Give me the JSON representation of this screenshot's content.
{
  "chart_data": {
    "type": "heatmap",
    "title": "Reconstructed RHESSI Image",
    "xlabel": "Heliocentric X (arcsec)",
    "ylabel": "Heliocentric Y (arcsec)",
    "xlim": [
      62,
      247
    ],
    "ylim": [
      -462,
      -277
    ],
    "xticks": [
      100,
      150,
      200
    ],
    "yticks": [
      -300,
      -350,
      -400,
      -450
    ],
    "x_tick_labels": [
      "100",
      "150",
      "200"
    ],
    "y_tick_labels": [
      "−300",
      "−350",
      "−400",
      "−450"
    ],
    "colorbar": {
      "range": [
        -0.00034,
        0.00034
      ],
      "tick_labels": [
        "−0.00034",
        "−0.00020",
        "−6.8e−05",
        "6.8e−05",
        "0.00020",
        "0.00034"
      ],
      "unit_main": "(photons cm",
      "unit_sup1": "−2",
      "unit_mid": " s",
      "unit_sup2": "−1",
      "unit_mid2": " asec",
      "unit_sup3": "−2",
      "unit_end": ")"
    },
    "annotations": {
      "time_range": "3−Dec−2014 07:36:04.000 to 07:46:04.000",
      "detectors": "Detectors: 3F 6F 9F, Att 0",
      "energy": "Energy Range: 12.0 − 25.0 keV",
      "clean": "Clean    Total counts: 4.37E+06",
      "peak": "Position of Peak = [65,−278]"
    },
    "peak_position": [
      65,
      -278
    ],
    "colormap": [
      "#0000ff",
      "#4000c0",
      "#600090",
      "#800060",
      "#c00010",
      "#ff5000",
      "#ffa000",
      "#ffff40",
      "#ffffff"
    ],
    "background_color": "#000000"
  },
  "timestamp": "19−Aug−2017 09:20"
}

=-=-=

*What to do*: Extract the listing in its entirety and repeat it exactly.

*Correct response*:
Give me the JSON representation of this screenshot's content.
{
  "chart_data": {
    "type": "heatmap",
    "title": "Reconstructed RHESSI Image",
    "xlabel": "Heliocentric X (arcsec)",
    "ylabel": "Heliocentric Y (arcsec)",
    "xlim": [
      62,
      247
    ],
    "ylim": [
      -462,
      -277
    ],
    "xticks": [
      100,
      150,
      200
    ],
    "yticks": [
      -300,
      -350,
      -400,
      -450
    ],
    "x_tick_labels": [
      "100",
      "150",
      "200"
    ],
    "y_tick_labels": [
      "−300",
      "−350",
      "−400",
      "−450"
    ],
    "colorbar": {
      "range": [
        -0.00034,
        0.00034
      ],
      "tick_labels": [
        "−0.00034",
        "−0.00020",
        "−6.8e−05",
        "6.8e−05",
        "0.00020",
        "0.00034"
      ],
      "unit_main": "(photons cm",
      "unit_sup1": "−2",
      "unit_mid": " s",
      "unit_sup2": "−1",
      "unit_mid2": " asec",
      "unit_sup3": "−2",
      "unit_end": ")"
    },
    "annotations": {
      "time_range": "3−Dec−2014 07:36:04.000 to 07:46:04.000",
      "detectors": "Detectors: 3F 6F 9F, Att 0",
      "energy": "Energy Range: 12.0 − 25.0 keV",
      "clean": "Clean    Total counts: 4.37E+06",
      "peak": "Position of Peak = [65,−278]"
    },
    "peak_position": [
      65,
      -278
    ],
    "colormap": [
      "#0000ff",
      "#4000c0",
      "#600090",
      "#800060",
      "#c00010",
      "#ff5000",
      "#ffa000",
      "#ffff40",
      "#ffffff"
    ],
    "background_color": "#000000"
  },
  "timestamp": "19−Aug−2017 09:20"
}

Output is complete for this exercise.